*** EXTRACTED ENTRIES ***

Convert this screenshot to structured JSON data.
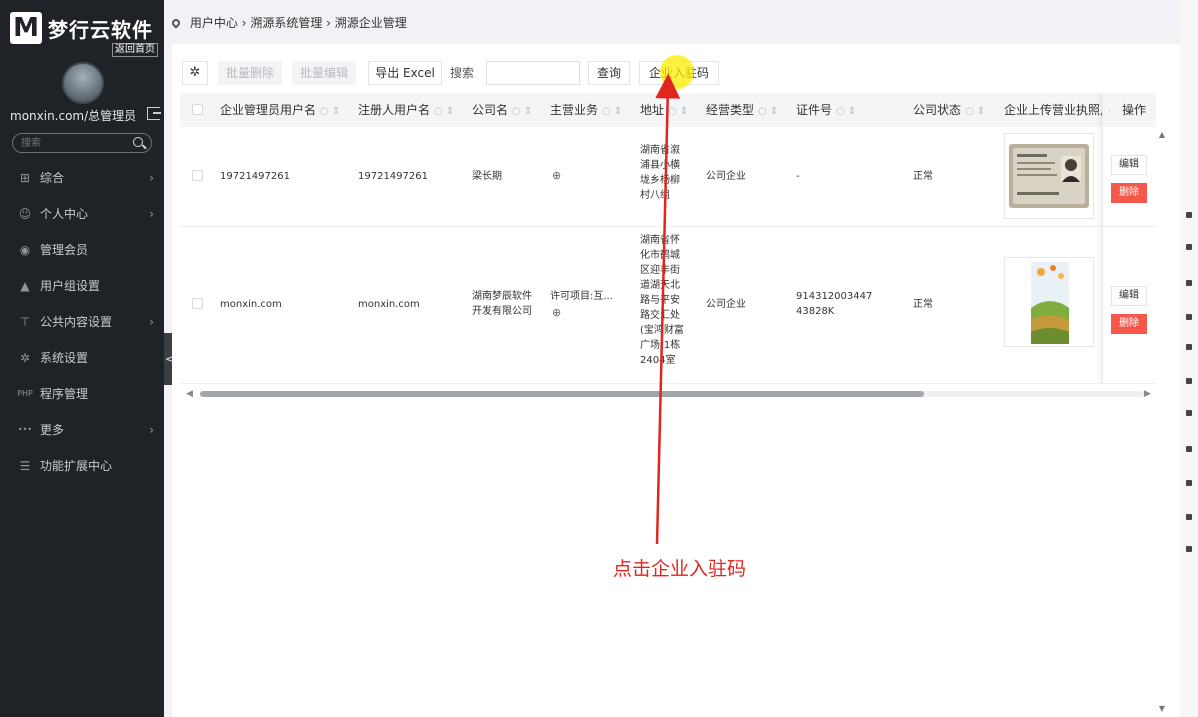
{
  "sidebar": {
    "logo_mark": "M",
    "logo_text": "梦行云软件",
    "back_home": "返回首页",
    "user": "monxin.com/总管理员",
    "search_placeholder": "搜索",
    "items": [
      {
        "label": "综合",
        "icon": "grid-icon",
        "glyph": "⊞",
        "chevron": "›"
      },
      {
        "label": "个人中心",
        "icon": "user-icon",
        "glyph": "☺",
        "chevron": "›"
      },
      {
        "label": "管理会员",
        "icon": "members-icon",
        "glyph": "◉",
        "chevron": ""
      },
      {
        "label": "用户组设置",
        "icon": "group-icon",
        "glyph": "▲",
        "chevron": ""
      },
      {
        "label": "公共内容设置",
        "icon": "content-icon",
        "glyph": "⊤",
        "chevron": "›"
      },
      {
        "label": "系统设置",
        "icon": "settings-icon",
        "glyph": "✲",
        "chevron": ""
      },
      {
        "label": "程序管理",
        "icon": "php-icon",
        "glyph": "PHP",
        "chevron": ""
      },
      {
        "label": "更多",
        "icon": "more-icon",
        "glyph": "•••",
        "chevron": "›"
      },
      {
        "label": "功能扩展中心",
        "icon": "menu-icon",
        "glyph": "☰",
        "chevron": ""
      }
    ],
    "collapse": "<"
  },
  "breadcrumb": {
    "items": [
      "用户中心",
      "溯源系统管理",
      "溯源企业管理"
    ],
    "sep": "›"
  },
  "toolbar": {
    "batch_delete": "批量删除",
    "batch_edit": "批量编辑",
    "export_excel": "导出 Excel",
    "search_label": "搜索",
    "search_value": "",
    "query": "查询",
    "enterprise_code": "企业入驻码"
  },
  "table": {
    "columns": [
      "企业管理员用户名",
      "注册人用户名",
      "公司名",
      "主营业务",
      "地址",
      "经营类型",
      "证件号",
      "公司状态",
      "企业上传营业执照,",
      "操作"
    ],
    "rows": [
      {
        "admin_username": "19721497261",
        "registrant": "19721497261",
        "company": "梁长期",
        "business": "",
        "address": "湖南省溆浦县小横垅乡杨柳村八组",
        "business_type": "公司企业",
        "cert_no": "-",
        "status": "正常"
      },
      {
        "admin_username": "monxin.com",
        "registrant": "monxin.com",
        "company": "湖南梦辰软件开发有限公司",
        "business": "许可项目:互...",
        "address": "湖南省怀化市鹤城区迎丰街道湖天北路与平安路交汇处(宝鸿财富广场)1栋2404室",
        "business_type": "公司企业",
        "cert_no": "91431200344743828K",
        "status": "正常"
      }
    ],
    "edit_label": "编辑",
    "delete_label": "删除"
  },
  "annotation": "点击企业入驻码",
  "colors": {
    "sidebar_bg": "#1f2328",
    "delete_red": "#f5584a",
    "annotation_red": "#e0261f",
    "highlight_yellow": "#ffec00"
  }
}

***

## [TO BE DONE]
Exclude all images and restate the records above word for word.

## [EXERCISE OUTPUT]
Convert this screenshot to structured JSON data.
{
  "sidebar": {
    "logo_mark": "M",
    "logo_text": "梦行云软件",
    "back_home": "返回首页",
    "user": "monxin.com/总管理员",
    "search_placeholder": "搜索",
    "items": [
      {
        "label": "综合",
        "icon": "grid-icon",
        "glyph": "⊞",
        "chevron": "›"
      },
      {
        "label": "个人中心",
        "icon": "user-icon",
        "glyph": "☺",
        "chevron": "›"
      },
      {
        "label": "管理会员",
        "icon": "members-icon",
        "glyph": "◉",
        "chevron": ""
      },
      {
        "label": "用户组设置",
        "icon": "group-icon",
        "glyph": "▲",
        "chevron": ""
      },
      {
        "label": "公共内容设置",
        "icon": "content-icon",
        "glyph": "⊤",
        "chevron": "›"
      },
      {
        "label": "系统设置",
        "icon": "settings-icon",
        "glyph": "✲",
        "chevron": ""
      },
      {
        "label": "程序管理",
        "icon": "php-icon",
        "glyph": "PHP",
        "chevron": ""
      },
      {
        "label": "更多",
        "icon": "more-icon",
        "glyph": "•••",
        "chevron": "›"
      },
      {
        "label": "功能扩展中心",
        "icon": "menu-icon",
        "glyph": "☰",
        "chevron": ""
      }
    ],
    "collapse": "<"
  },
  "breadcrumb": {
    "items": [
      "用户中心",
      "溯源系统管理",
      "溯源企业管理"
    ],
    "sep": "›"
  },
  "toolbar": {
    "batch_delete": "批量删除",
    "batch_edit": "批量编辑",
    "export_excel": "导出 Excel",
    "search_label": "搜索",
    "search_value": "",
    "query": "查询",
    "enterprise_code": "企业入驻码"
  },
  "table": {
    "columns": [
      "企业管理员用户名",
      "注册人用户名",
      "公司名",
      "主营业务",
      "地址",
      "经营类型",
      "证件号",
      "公司状态",
      "企业上传营业执照,",
      "操作"
    ],
    "rows": [
      {
        "admin_username": "19721497261",
        "registrant": "19721497261",
        "company": "梁长期",
        "business": "",
        "address": "湖南省溆浦县小横垅乡杨柳村八组",
        "business_type": "公司企业",
        "cert_no": "-",
        "status": "正常"
      },
      {
        "admin_username": "monxin.com",
        "registrant": "monxin.com",
        "company": "湖南梦辰软件开发有限公司",
        "business": "许可项目:互...",
        "address": "湖南省怀化市鹤城区迎丰街道湖天北路与平安路交汇处(宝鸿财富广场)1栋2404室",
        "business_type": "公司企业",
        "cert_no": "91431200344743828K",
        "status": "正常"
      }
    ],
    "edit_label": "编辑",
    "delete_label": "删除"
  },
  "annotation": "点击企业入驻码",
  "colors": {
    "sidebar_bg": "#1f2328",
    "delete_red": "#f5584a",
    "annotation_red": "#e0261f",
    "highlight_yellow": "#ffec00"
  }
}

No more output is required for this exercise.